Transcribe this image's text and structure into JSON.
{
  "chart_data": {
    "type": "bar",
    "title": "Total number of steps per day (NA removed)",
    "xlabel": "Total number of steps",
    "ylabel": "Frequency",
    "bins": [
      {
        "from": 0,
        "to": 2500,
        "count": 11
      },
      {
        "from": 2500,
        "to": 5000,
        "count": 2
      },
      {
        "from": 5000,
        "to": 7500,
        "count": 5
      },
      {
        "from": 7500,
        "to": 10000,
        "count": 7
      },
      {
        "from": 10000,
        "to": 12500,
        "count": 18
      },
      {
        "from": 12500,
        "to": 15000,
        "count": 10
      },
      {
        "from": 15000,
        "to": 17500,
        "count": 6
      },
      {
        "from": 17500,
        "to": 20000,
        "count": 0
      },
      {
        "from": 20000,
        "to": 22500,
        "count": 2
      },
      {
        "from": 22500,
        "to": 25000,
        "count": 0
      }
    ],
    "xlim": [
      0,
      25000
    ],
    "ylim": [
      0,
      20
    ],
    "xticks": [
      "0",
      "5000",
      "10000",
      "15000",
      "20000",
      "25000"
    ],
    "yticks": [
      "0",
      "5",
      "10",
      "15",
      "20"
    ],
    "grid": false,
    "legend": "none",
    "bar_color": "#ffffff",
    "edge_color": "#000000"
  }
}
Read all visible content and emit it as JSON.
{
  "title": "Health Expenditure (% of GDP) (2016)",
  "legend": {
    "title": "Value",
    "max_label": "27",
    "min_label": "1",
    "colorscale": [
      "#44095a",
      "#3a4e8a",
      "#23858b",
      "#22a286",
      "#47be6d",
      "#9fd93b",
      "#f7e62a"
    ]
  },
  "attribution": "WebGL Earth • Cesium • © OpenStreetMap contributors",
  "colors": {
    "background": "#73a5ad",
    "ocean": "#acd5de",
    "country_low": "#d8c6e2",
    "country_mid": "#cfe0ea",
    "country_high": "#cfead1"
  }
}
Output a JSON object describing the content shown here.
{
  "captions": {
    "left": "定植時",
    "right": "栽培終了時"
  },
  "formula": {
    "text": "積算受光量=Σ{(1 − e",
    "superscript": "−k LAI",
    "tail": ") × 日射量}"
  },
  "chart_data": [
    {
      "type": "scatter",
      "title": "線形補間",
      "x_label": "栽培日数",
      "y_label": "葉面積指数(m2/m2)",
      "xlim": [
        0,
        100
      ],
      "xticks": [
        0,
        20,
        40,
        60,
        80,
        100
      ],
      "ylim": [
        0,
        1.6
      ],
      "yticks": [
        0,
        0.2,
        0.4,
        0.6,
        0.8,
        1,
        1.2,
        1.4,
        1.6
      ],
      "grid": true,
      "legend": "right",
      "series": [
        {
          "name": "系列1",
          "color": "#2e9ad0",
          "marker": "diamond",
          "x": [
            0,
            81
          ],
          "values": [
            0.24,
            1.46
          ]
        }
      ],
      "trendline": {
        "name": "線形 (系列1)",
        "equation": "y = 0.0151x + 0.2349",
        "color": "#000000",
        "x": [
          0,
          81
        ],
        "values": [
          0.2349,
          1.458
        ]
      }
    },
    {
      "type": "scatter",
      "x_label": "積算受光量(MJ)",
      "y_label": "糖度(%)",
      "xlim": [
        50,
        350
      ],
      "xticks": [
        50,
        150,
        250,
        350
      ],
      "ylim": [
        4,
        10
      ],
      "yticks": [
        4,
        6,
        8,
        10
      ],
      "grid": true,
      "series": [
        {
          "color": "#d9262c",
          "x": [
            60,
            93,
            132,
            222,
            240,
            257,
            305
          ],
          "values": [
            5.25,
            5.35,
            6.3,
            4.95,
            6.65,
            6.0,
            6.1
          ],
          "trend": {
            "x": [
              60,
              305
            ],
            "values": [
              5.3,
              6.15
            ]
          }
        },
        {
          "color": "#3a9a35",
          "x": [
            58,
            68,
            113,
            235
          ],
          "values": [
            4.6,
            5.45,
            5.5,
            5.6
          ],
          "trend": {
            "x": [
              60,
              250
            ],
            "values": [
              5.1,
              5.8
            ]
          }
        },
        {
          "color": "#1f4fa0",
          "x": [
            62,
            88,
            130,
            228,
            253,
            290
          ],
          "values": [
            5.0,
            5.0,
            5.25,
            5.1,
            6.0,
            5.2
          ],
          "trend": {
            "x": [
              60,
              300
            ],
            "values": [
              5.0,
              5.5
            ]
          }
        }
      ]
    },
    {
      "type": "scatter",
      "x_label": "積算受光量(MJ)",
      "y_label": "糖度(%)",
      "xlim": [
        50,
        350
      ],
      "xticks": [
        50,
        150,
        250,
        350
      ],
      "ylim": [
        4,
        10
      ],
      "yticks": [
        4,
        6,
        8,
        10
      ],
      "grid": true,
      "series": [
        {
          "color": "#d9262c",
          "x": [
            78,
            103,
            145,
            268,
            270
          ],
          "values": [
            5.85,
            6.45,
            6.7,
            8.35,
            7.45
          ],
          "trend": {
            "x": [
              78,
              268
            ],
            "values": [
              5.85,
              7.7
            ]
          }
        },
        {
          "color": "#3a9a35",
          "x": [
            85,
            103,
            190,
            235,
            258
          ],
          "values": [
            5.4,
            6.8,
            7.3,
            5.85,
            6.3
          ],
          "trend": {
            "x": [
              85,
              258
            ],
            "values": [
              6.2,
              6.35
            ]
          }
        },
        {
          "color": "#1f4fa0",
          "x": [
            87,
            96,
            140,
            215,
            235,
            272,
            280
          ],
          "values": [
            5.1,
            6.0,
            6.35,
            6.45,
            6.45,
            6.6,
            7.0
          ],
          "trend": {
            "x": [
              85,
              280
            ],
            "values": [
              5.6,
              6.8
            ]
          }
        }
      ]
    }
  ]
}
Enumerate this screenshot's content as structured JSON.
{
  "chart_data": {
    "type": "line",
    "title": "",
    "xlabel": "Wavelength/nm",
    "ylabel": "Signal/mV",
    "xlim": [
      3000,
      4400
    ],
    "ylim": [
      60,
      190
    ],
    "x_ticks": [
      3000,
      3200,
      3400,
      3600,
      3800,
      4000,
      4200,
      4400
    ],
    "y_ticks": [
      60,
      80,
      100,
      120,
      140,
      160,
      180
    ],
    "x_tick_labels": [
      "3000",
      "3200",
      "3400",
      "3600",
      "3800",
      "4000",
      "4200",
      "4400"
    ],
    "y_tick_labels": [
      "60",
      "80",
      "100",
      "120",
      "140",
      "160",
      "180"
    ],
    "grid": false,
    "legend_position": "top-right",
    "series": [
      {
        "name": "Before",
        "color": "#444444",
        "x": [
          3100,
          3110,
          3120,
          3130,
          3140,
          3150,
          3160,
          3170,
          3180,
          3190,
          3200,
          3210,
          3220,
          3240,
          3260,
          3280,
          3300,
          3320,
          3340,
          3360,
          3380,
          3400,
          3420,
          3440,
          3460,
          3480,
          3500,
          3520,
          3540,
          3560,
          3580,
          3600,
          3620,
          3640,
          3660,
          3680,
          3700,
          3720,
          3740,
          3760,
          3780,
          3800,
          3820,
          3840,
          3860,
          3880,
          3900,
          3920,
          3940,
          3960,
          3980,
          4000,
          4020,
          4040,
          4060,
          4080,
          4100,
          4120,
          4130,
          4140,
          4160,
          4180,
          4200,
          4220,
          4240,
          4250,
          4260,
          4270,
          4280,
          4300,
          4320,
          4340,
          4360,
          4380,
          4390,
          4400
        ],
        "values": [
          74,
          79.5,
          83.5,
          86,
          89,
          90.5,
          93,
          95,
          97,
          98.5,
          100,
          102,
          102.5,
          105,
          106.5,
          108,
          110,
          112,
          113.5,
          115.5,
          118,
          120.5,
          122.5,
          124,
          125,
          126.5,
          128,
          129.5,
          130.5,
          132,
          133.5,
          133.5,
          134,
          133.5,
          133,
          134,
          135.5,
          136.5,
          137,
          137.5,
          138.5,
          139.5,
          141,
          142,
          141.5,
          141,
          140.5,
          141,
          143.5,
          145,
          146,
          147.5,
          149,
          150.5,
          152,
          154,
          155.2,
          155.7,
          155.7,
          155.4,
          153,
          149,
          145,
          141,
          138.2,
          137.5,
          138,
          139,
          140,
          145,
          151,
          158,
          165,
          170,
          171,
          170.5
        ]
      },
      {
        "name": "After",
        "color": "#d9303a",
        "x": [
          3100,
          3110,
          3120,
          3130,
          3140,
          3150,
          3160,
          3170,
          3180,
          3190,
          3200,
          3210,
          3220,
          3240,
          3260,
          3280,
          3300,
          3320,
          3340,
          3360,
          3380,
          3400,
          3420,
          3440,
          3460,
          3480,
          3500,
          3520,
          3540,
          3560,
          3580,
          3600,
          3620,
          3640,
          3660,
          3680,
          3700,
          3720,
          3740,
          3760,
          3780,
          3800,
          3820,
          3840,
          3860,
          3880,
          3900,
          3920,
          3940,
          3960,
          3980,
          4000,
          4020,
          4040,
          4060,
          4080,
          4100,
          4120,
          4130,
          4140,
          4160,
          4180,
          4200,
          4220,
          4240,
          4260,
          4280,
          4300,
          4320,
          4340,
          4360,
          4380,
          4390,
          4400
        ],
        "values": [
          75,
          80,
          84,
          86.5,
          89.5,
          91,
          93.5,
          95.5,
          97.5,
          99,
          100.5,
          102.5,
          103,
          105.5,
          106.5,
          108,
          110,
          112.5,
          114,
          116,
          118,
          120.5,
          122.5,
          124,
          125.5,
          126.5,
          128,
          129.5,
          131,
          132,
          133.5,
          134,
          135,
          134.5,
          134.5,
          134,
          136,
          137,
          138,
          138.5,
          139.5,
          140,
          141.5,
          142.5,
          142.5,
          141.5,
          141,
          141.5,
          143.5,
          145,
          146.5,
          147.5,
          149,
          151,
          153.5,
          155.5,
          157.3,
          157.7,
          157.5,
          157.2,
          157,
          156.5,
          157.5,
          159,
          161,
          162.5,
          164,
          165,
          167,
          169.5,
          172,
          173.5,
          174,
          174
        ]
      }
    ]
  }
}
=-=-=
:: AIM OF THE TASK ::
Go through the records and show every line with the string "JSON" in it.

:: EXPECTED ANSWER ::
Transcribe this image's text and structure into JSON.
Read all visible content and emit it as JSON.
Output a JSON object describing the content shown here.
Enumerate this screenshot's content as structured JSON.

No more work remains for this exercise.